>> start INFORMATION PROVIDED
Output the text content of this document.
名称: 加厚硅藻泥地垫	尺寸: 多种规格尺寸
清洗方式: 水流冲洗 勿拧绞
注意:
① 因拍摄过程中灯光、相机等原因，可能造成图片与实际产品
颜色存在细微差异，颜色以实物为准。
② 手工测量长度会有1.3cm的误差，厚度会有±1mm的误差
>> end INFORMATION PROVIDED
▸ **TASK INSTRUCTIONS**:
Return the entries in full, keeping every line exactly as it is.

▸ **REPLY**:
Output the text content of this document.
名称: 加厚硅藻泥地垫	尺寸: 多种规格尺寸
清洗方式: 水流冲洗 勿拧绞
注意:
① 因拍摄过程中灯光、相机等原因，可能造成图片与实际产品
颜色存在细微差异，颜色以实物为准。
② 手工测量长度会有1.3cm的误差，厚度会有±1mm的误差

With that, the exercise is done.